╔══
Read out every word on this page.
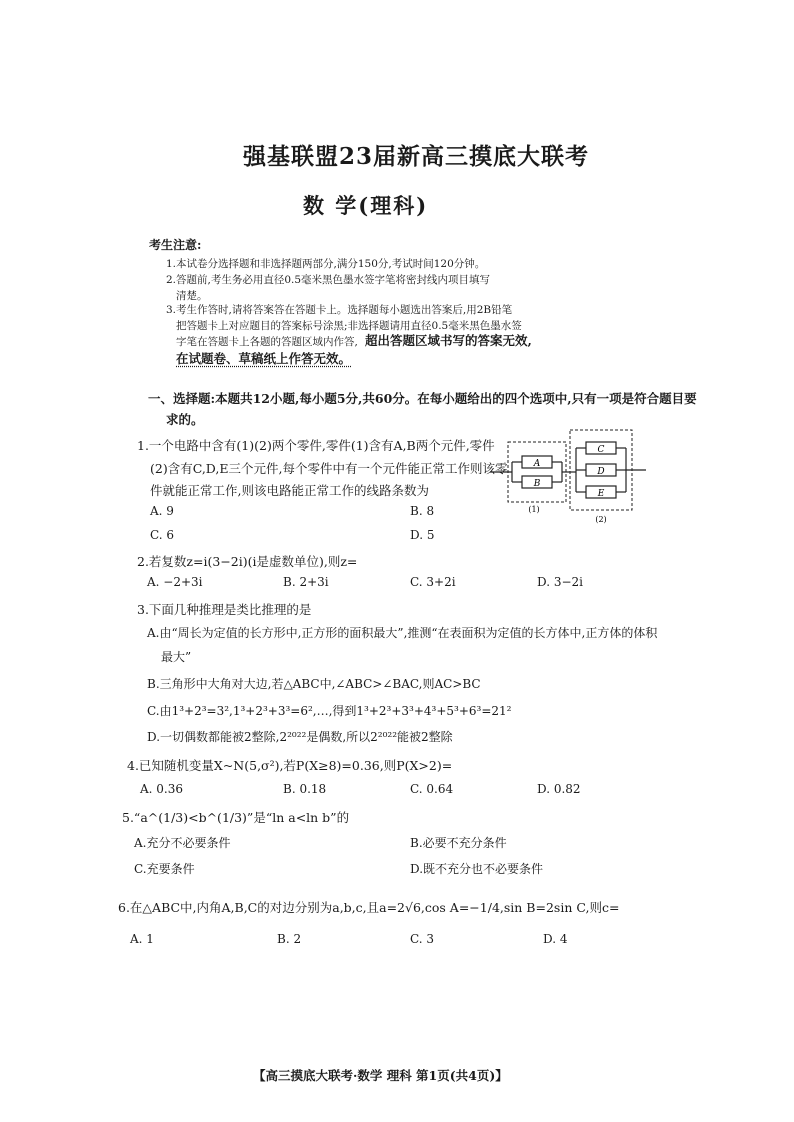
强基联盟23届新高三摸底大联考
数 学(理科)
考生注意:
1.本试卷分选择题和非选择题两部分,满分150分,考试时间120分钟。
2.答题前,考生务必用直径0.5毫米黑色墨水签字笔将密封线内项目填写
清楚。
3.考生作答时,请将答案答在答题卡上。选择题每小题选出答案后,用2B铅笔
把答题卡上对应题目的答案标号涂黑;非选择题请用直径0.5毫米黑色墨水签
字笔在答题卡上各题的答题区域内作答, 超出答题区域书写的答案无效,
在试题卷、草稿纸上作答无效。
一、选择题:本题共12小题,每小题5分,共60分。在每小题给出的四个选项中,只有一项是符合题目要
求的。
1.一个电路中含有(1)(2)两个零件,零件(1)含有A,B两个元件,零件
(2)含有C,D,E三个元件,每个零件中有一个元件能正常工作则该零
件就能正常工作,则该电路能正常工作的线路条数为
A. 9	B. 8
C. 6	D. 5
A
B
C
D
E
(1)
(2)
2.若复数z=i(3−2i)(i是虚数单位),则z=
A. −2+3i	B. 2+3i	C. 3+2i	D. 3−2i
3.下面几种推理是类比推理的是
A.由“周长为定值的长方形中,正方形的面积最大”,推测“在表面积为定值的长方体中,正方体的体积
最大”
B.三角形中大角对大边,若△ABC中,∠ABC>∠BAC,则AC>BC
C.由1³+2³=3²,1³+2³+3³=6²,…,得到1³+2³+3³+4³+5³+6³=21²
D.一切偶数都能被2整除,2²⁰²²是偶数,所以2²⁰²²能被2整除
4.已知随机变量X~N(5,σ²),若P(X≥8)=0.36,则P(X>2)=
A. 0.36	B. 0.18	C. 0.64	D. 0.82
5.“a^(1/3)<b^(1/3)”是“ln a<ln b”的
A.充分不必要条件	B.必要不充分条件
C.充要条件	D.既不充分也不必要条件
6.在△ABC中,内角A,B,C的对边分别为a,b,c,且a=2√6,cos A=−1/4,sin B=2sin C,则c=
A. 1	B. 2	C. 3	D. 4
【高三摸底大联考·数学 理科 第1页(共4页)】
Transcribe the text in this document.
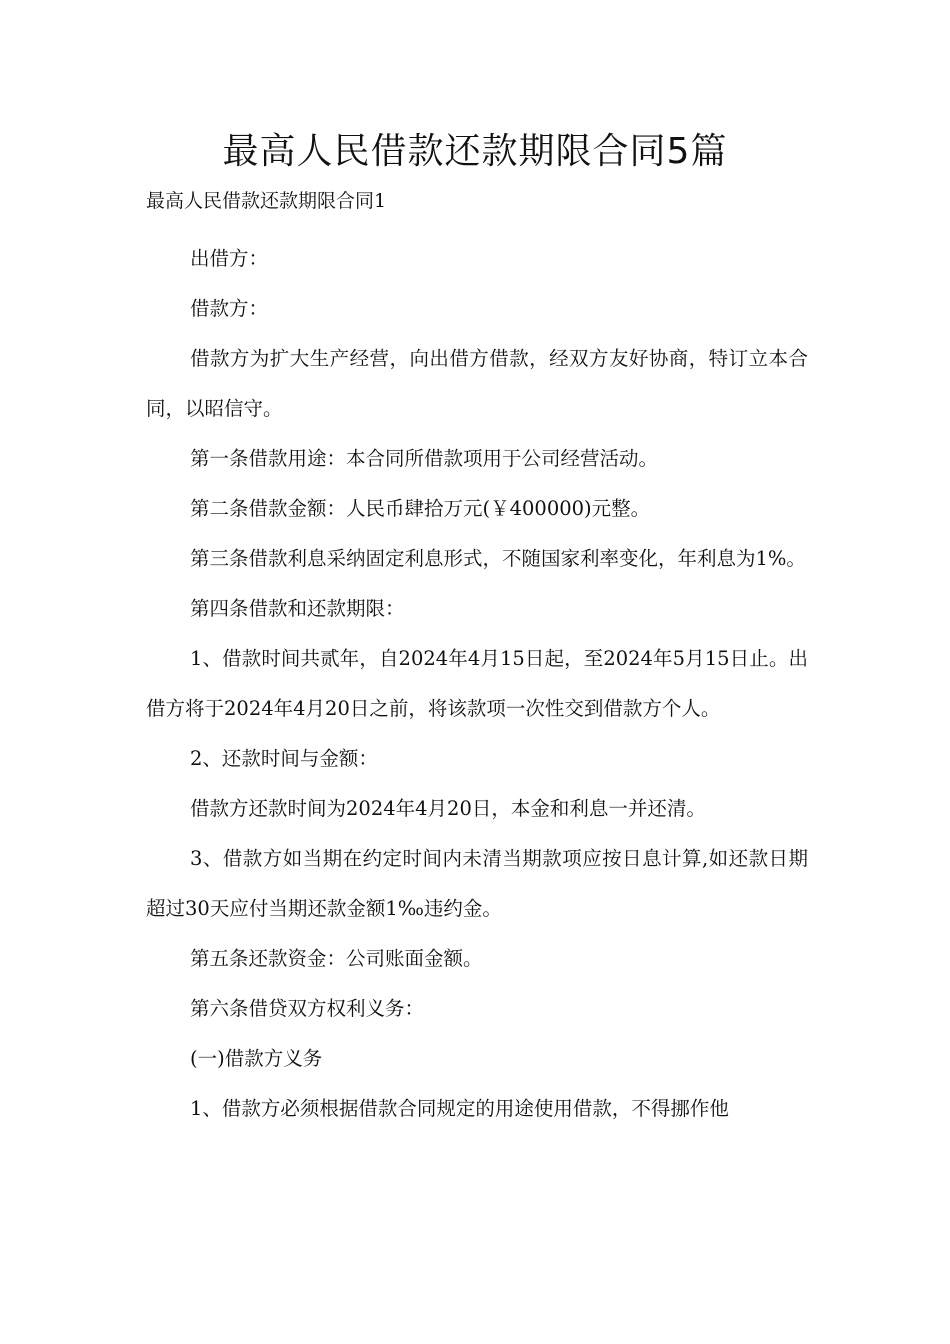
最高人民借款还款期限合同5篇
最高人民借款还款期限合同1

出借方：

借款方：

借款方为扩大生产经营，向出借方借款，经双方友好协商，特订立本合同，以昭信守。

第一条借款用途：本合同所借款项用于公司经营活动。

第二条借款金额：人民币肆拾万元(￥400000)元整。

第三条借款利息采纳固定利息形式，不随国家利率变化，年利息为1%。

第四条借款和还款期限：

1、借款时间共贰年，自2024年4月15日起，至2024年5月15日止。出借方将于2024年4月20日之前，将该款项一次性交到借款方个人。

2、还款时间与金额：

借款方还款时间为2024年4月20日，本金和利息一并还清。

3、借款方如当期在约定时间内未清当期款项应按日息计算,如还款日期超过30天应付当期还款金额1‰违约金。

第五条还款资金：公司账面金额。

第六条借贷双方权利义务：

(一)借款方义务

1、借款方必须根据借款合同规定的用途使用借款，不得挪作他
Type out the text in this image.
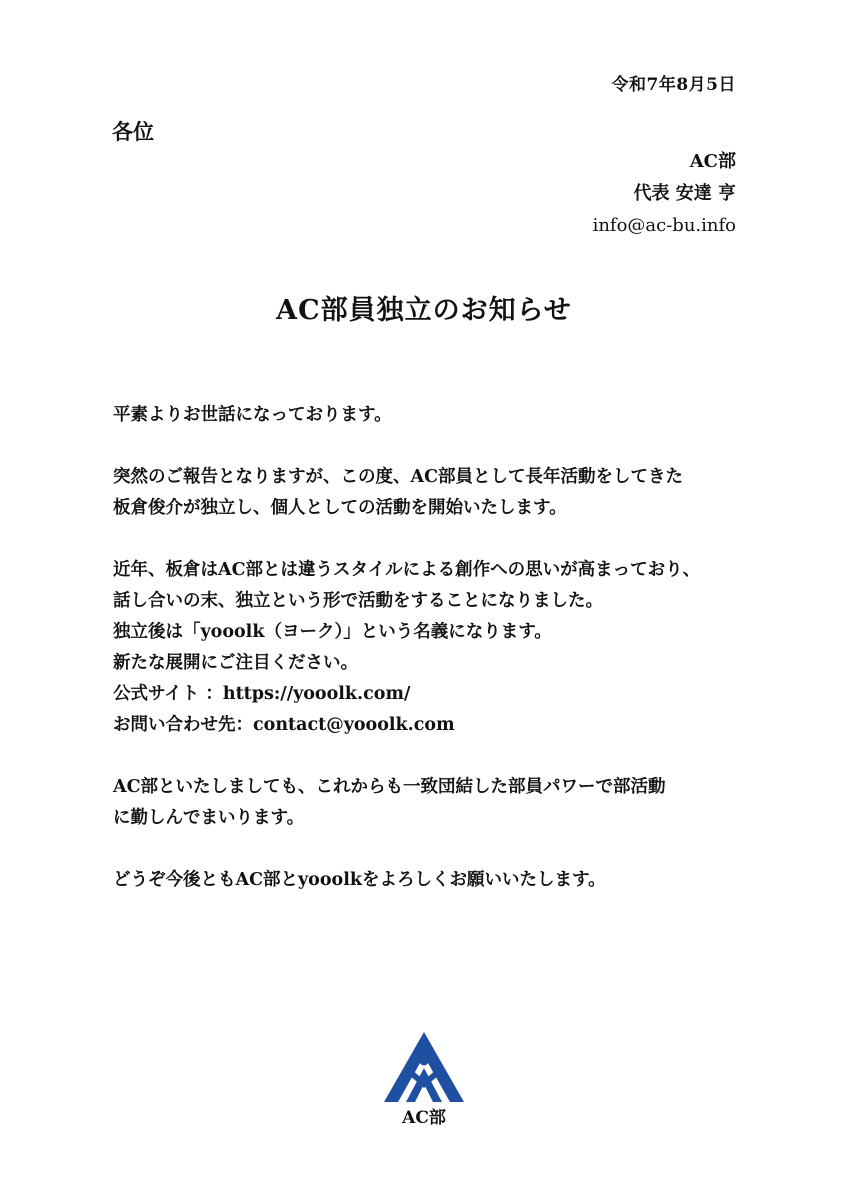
令和7年8月5日
各位
AC部
代表 安達 亨
info@ac-bu.info
AC部員独立のお知らせ
平素よりお世話になっております。
突然のご報告となりますが、この度、AC部員として長年活動をしてきた
板倉俊介が独立し、個人としての活動を開始いたします。
近年、板倉はAC部とは違うスタイルによる創作への思いが高まっており、
話し合いの末、独立という形で活動をすることになりました。
独立後は「yooolk（ヨーク）」という名義になります。
新たな展開にご注目ください。
公式サイト ：https://yooolk.com/
お問い合わせ先：contact@yooolk.com
AC部といたしましても、これからも一致団結した部員パワーで部活動
に勤しんでまいります。
どうぞ今後ともAC部とyooolkをよろしくお願いいたします。
AC部
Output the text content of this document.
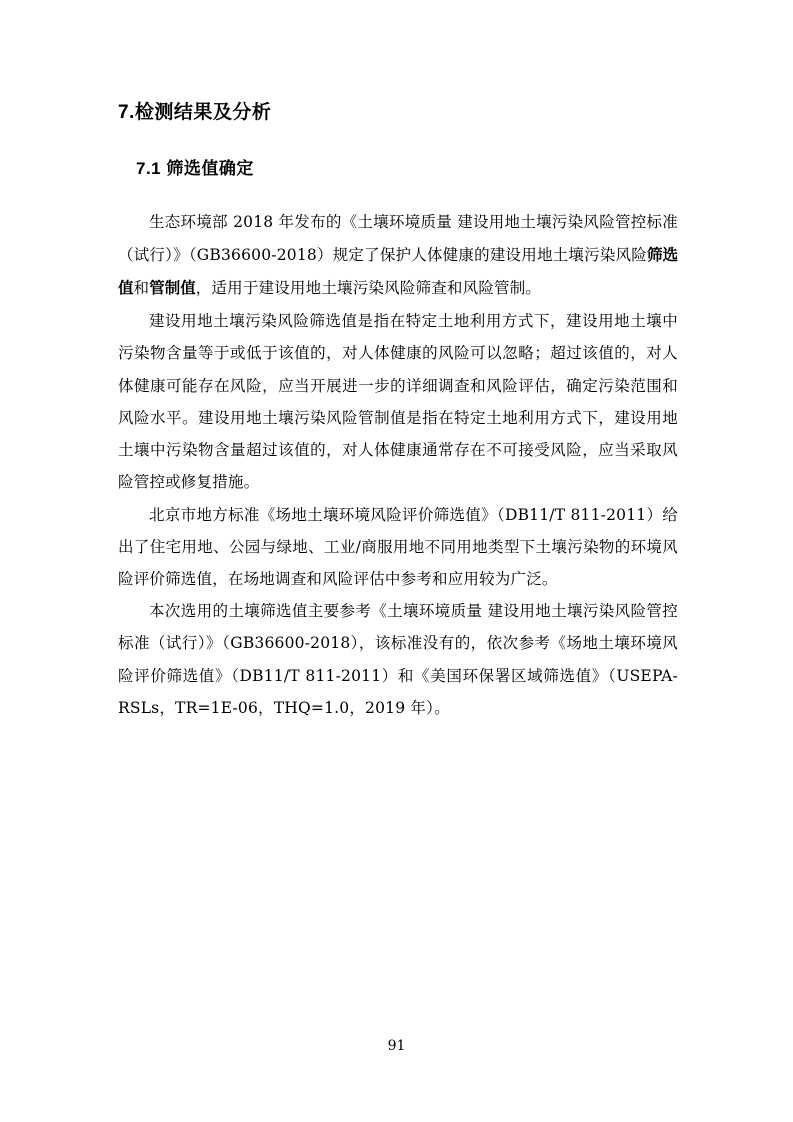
7.检测结果及分析
7.1 筛选值确定

生态环境部 2018 年发布的《土壤环境质量 建设用地土壤污染风险管控标准（试行）》（GB36600-2018）规定了保护人体健康的建设用地土壤污染风险筛选值和管制值，适用于建设用地土壤污染风险筛查和风险管制。

建设用地土壤污染风险筛选值是指在特定土地利用方式下，建设用地土壤中污染物含量等于或低于该值的，对人体健康的风险可以忽略；超过该值的，对人体健康可能存在风险，应当开展进一步的详细调查和风险评估，确定污染范围和风险水平。建设用地土壤污染风险管制值是指在特定土地利用方式下，建设用地土壤中污染物含量超过该值的，对人体健康通常存在不可接受风险，应当采取风险管控或修复措施。

北京市地方标准《场地土壤环境风险评价筛选值》（DB11/T 811-2011）给出了住宅用地、公园与绿地、工业/商服用地不同用地类型下土壤污染物的环境风险评价筛选值，在场地调查和风险评估中参考和应用较为广泛。

本次选用的土壤筛选值主要参考《土壤环境质量 建设用地土壤污染风险管控标准（试行）》（GB36600-2018），该标准没有的，依次参考《场地土壤环境风险评价筛选值》（DB11/T 811-2011）和《美国环保署区域筛选值》（USEPA-RSLs，TR=1E-06，THQ=1.0，2019 年）。

91
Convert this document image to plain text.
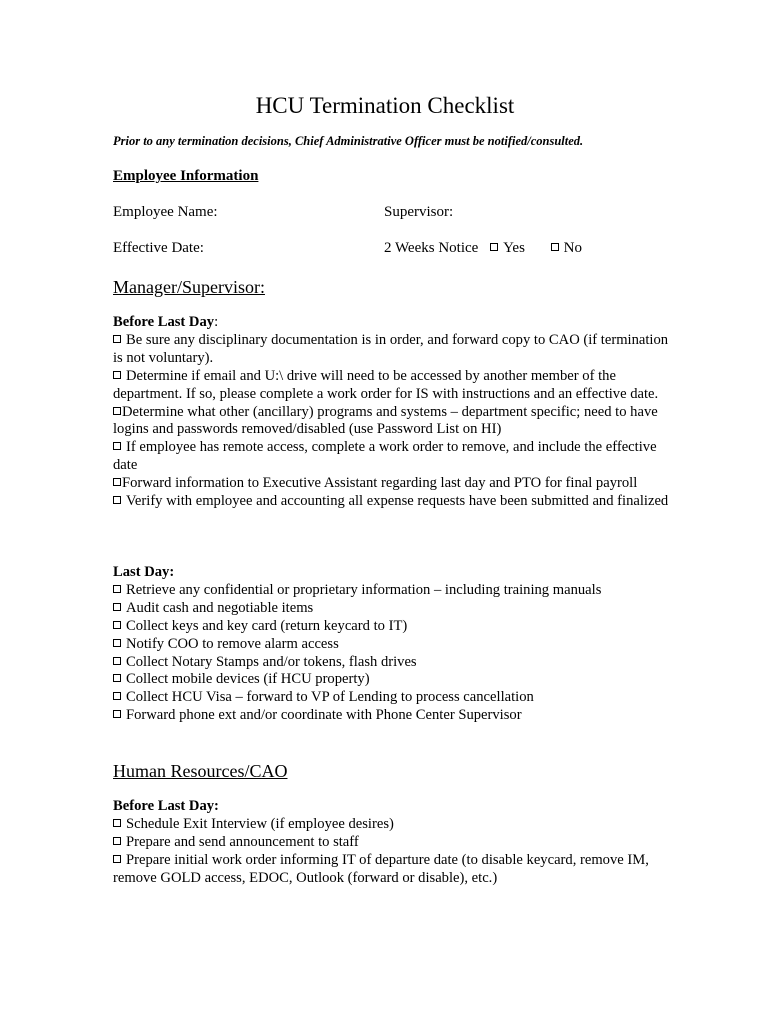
HCU Termination Checklist
Prior to any termination decisions, Chief Administrative Officer must be notified/consulted.
Employee Information
Employee Name:	Supervisor:
Effective Date:	2 Weeks Notice Yes	No
Manager/Supervisor:
Before Last Day:
Be sure any disciplinary documentation is in order, and forward copy to CAO (if termination is not voluntary).
Determine if email and U:\ drive will need to be accessed by another member of the department. If so, please complete a work order for IS with instructions and an effective date.
Determine what other (ancillary) programs and systems – department specific; need to have logins and passwords removed/disabled (use Password List on HI)
If employee has remote access, complete a work order to remove, and include the effective date
Forward information to Executive Assistant regarding last day and PTO for final payroll
Verify with employee and accounting all expense requests have been submitted and finalized
Last Day:
Retrieve any confidential or proprietary information – including training manuals
Audit cash and negotiable items
Collect keys and key card (return keycard to IT)
Notify COO to remove alarm access
Collect Notary Stamps and/or tokens, flash drives
Collect mobile devices (if HCU property)
Collect HCU Visa – forward to VP of Lending to process cancellation
Forward phone ext and/or coordinate with Phone Center Supervisor
Human Resources/CAO
Before Last Day:
Schedule Exit Interview (if employee desires)
Prepare and send announcement to staff
Prepare initial work order informing IT of departure date (to disable keycard, remove IM, remove GOLD access, EDOC, Outlook (forward or disable), etc.)
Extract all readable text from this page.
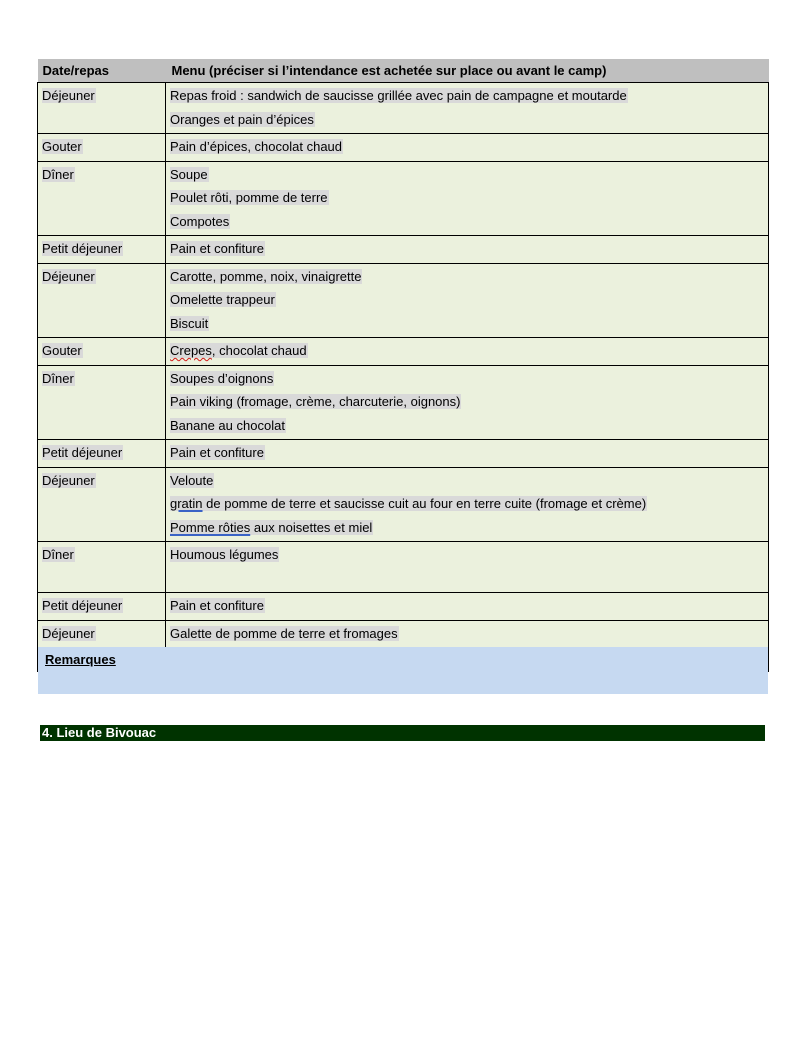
Date/repas	Menu (préciser si l’intendance est achetée sur place ou avant le camp)

Déjeuner	Repas froid : sandwich de saucisse grillée avec pain de campagne et moutarde
Oranges et pain d’épices

Gouter	Pain d’épices, chocolat chaud

Dîner	Soupe
Poulet rôti, pomme de terre
Compotes

Petit déjeuner	Pain et confiture

Déjeuner	Carotte, pomme, noix, vinaigrette
Omelette trappeur
Biscuit

Gouter	Crepes, chocolat chaud

Dîner	Soupes d’oignons
Pain viking (fromage, crème, charcuterie, oignons)
Banane au chocolat

Petit déjeuner	Pain et confiture

Déjeuner	Veloute
gratin de pomme de terre et saucisse cuit au four en terre cuite (fromage et crème)
Pomme rôties aux noisettes et miel

Dîner	Houmous légumes

Petit déjeuner	Pain et confiture

Déjeuner	Galette de pomme de terre et fromages
Remarques
4. Lieu de Bivouac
╚══
» Request: Only the number is wanted: how many lines of these entries contain the string "text"?

» The result: 5